┌─ DATA IN THIS EXERCISE

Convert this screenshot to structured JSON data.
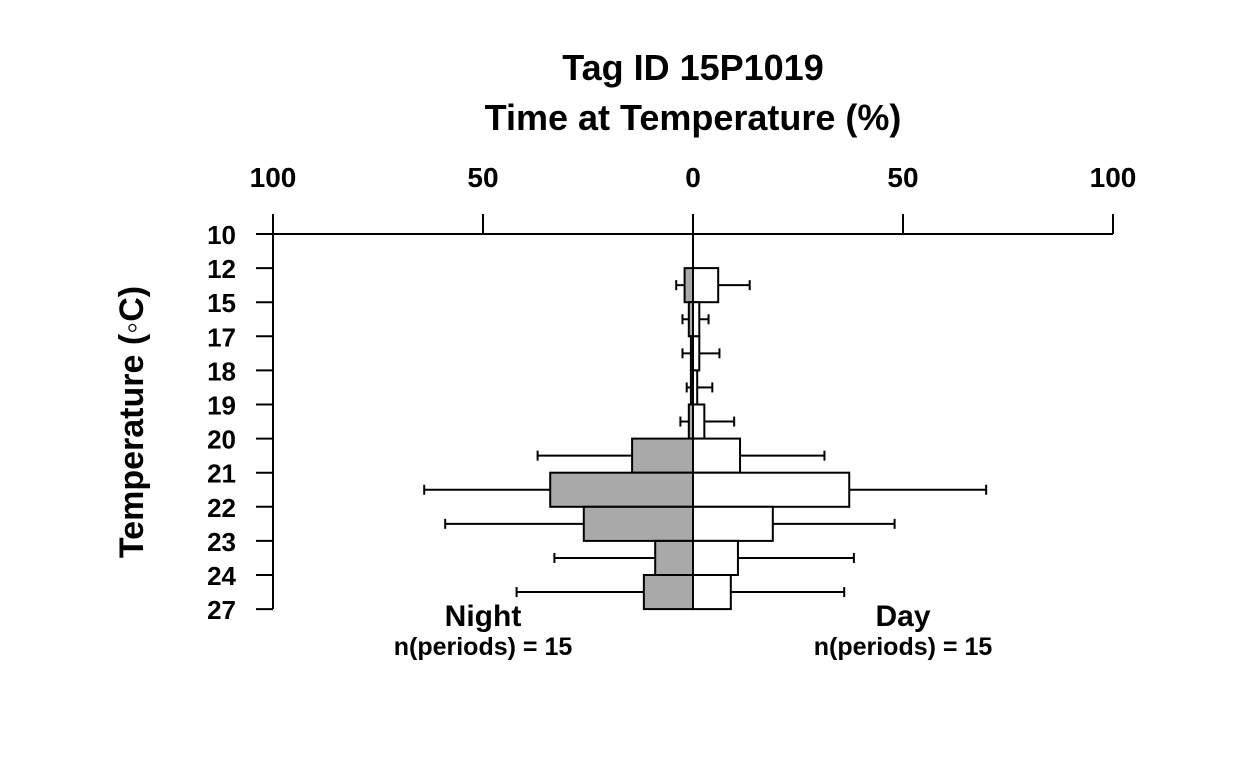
{
  "chart_data": {
    "type": "bar",
    "title": "Tag ID 15P1019",
    "subtitle": "Time at Temperature (%)",
    "ylabel": "Temperature (◦C)",
    "x_ticks": [
      100,
      50,
      0,
      50,
      100
    ],
    "xlim": [
      -100,
      100
    ],
    "temperature_bins": [
      "10",
      "12",
      "15",
      "17",
      "18",
      "19",
      "20",
      "21",
      "22",
      "23",
      "24",
      "27"
    ],
    "night_label": "Night",
    "night_n": "n(periods) = 15",
    "day_label": "Day",
    "day_n": "n(periods) = 15",
    "colors": {
      "night_fill": "#a9a9a9",
      "day_fill": "#ffffff",
      "stroke": "#000000"
    },
    "grid": false,
    "series": [
      {
        "name": "Night",
        "values": [
          0.0,
          2.0,
          1.0,
          0.5,
          0.5,
          1.0,
          14.5,
          34.0,
          26.0,
          9.0,
          11.7
        ],
        "err_low": [
          0.0,
          4.0,
          2.5,
          2.5,
          1.5,
          3.0,
          37.0,
          64.0,
          59.0,
          33.0,
          42.0
        ],
        "err_high": [
          0.0,
          2.0,
          1.0,
          0.5,
          0.5,
          1.0,
          14.5,
          34.0,
          26.0,
          9.0,
          11.7
        ]
      },
      {
        "name": "Day",
        "values": [
          0.0,
          6.0,
          1.5,
          1.5,
          1.0,
          2.7,
          11.2,
          37.2,
          19.0,
          10.7,
          9.0
        ],
        "err_high": [
          0.0,
          13.5,
          3.7,
          6.3,
          4.6,
          9.8,
          31.3,
          69.8,
          48.0,
          38.3,
          36.0
        ]
      }
    ]
  }
}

└─

→ **GIVEN INSTRUCTION**
List the lines of the entries that include "periods".

→ **ANSWER TO THIS PROBLEM**
    "night_n": "n(periods) = 15",
    "day_n": "n(periods) = 15",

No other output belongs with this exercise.